Records to use:
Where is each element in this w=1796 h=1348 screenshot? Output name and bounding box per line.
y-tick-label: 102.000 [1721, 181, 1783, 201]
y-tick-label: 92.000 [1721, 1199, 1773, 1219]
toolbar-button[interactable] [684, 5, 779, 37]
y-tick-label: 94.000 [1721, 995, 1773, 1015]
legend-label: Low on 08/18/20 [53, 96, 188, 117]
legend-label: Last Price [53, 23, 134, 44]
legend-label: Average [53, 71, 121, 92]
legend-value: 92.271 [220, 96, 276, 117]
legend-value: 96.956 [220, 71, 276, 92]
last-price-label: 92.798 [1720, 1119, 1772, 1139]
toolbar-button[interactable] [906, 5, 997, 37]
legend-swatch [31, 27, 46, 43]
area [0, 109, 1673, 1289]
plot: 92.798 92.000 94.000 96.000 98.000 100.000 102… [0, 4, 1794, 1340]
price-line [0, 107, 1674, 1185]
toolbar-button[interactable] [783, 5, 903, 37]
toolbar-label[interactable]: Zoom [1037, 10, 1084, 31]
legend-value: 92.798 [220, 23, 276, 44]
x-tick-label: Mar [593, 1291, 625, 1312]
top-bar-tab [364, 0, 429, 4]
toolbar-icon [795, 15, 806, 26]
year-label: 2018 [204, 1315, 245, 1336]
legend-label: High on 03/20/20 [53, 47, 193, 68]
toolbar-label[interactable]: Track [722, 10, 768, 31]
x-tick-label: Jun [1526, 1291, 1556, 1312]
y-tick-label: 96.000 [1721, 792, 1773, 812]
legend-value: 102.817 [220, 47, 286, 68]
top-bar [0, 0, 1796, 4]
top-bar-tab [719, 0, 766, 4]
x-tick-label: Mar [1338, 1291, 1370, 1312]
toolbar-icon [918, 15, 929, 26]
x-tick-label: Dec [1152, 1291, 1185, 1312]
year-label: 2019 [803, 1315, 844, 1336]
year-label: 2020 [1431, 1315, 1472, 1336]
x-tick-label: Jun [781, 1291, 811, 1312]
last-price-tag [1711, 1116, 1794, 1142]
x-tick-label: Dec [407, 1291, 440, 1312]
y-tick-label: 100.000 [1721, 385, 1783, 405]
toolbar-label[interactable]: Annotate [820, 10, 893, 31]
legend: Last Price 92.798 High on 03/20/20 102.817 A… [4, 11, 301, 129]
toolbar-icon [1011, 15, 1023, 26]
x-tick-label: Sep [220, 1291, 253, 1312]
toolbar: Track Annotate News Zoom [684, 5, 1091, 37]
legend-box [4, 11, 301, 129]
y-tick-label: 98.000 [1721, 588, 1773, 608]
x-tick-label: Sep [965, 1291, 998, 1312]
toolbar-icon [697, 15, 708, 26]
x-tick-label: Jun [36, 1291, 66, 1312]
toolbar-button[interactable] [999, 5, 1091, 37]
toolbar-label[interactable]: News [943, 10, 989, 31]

Work to do:
Change every "toolbar-icon" to "toolbar-glyph" in the entries above and reproduce them in full, leaving all other text the same.

Result of the task:
Where is each element in this w=1796 h=1348 screenshot? Output name and bounding box per line.
y-tick-label: 102.000 [1721, 181, 1783, 201]
y-tick-label: 92.000 [1721, 1199, 1773, 1219]
toolbar-button[interactable] [684, 5, 779, 37]
y-tick-label: 94.000 [1721, 995, 1773, 1015]
legend-label: Low on 08/18/20 [53, 96, 188, 117]
legend-label: Last Price [53, 23, 134, 44]
legend-label: Average [53, 71, 121, 92]
legend-value: 92.271 [220, 96, 276, 117]
legend-value: 96.956 [220, 71, 276, 92]
last-price-label: 92.798 [1720, 1119, 1772, 1139]
toolbar-button[interactable] [906, 5, 997, 37]
legend-swatch [31, 27, 46, 43]
area [0, 109, 1673, 1289]
plot: 92.798 92.000 94.000 96.000 98.000 100.000 102… [0, 4, 1794, 1340]
price-line [0, 107, 1674, 1185]
toolbar-button[interactable] [783, 5, 903, 37]
toolbar-label[interactable]: Zoom [1037, 10, 1084, 31]
legend-value: 92.798 [220, 23, 276, 44]
x-tick-label: Mar [593, 1291, 625, 1312]
top-bar-tab [364, 0, 429, 4]
toolbar-glyph [795, 15, 806, 26]
year-label: 2018 [204, 1315, 245, 1336]
legend-label: High on 03/20/20 [53, 47, 193, 68]
toolbar-label[interactable]: Track [722, 10, 768, 31]
x-tick-label: Jun [1526, 1291, 1556, 1312]
y-tick-label: 96.000 [1721, 792, 1773, 812]
legend-value: 102.817 [220, 47, 286, 68]
top-bar [0, 0, 1796, 4]
top-bar-tab [719, 0, 766, 4]
x-tick-label: Mar [1338, 1291, 1370, 1312]
toolbar-glyph [918, 15, 929, 26]
x-tick-label: Dec [1152, 1291, 1185, 1312]
year-label: 2019 [803, 1315, 844, 1336]
year-label: 2020 [1431, 1315, 1472, 1336]
x-tick-label: Jun [781, 1291, 811, 1312]
last-price-tag [1711, 1116, 1794, 1142]
x-tick-label: Dec [407, 1291, 440, 1312]
y-tick-label: 100.000 [1721, 385, 1783, 405]
toolbar-label[interactable]: Annotate [820, 10, 893, 31]
legend: Last Price 92.798 High on 03/20/20 102.817 A… [4, 11, 301, 129]
toolbar-glyph [1011, 15, 1023, 26]
x-tick-label: Sep [220, 1291, 253, 1312]
toolbar: Track Annotate News Zoom [684, 5, 1091, 37]
legend-box [4, 11, 301, 129]
y-tick-label: 98.000 [1721, 588, 1773, 608]
x-tick-label: Sep [965, 1291, 998, 1312]
toolbar-glyph [697, 15, 708, 26]
x-tick-label: Jun [36, 1291, 66, 1312]
toolbar-button[interactable] [999, 5, 1091, 37]
toolbar-label[interactable]: News [943, 10, 989, 31]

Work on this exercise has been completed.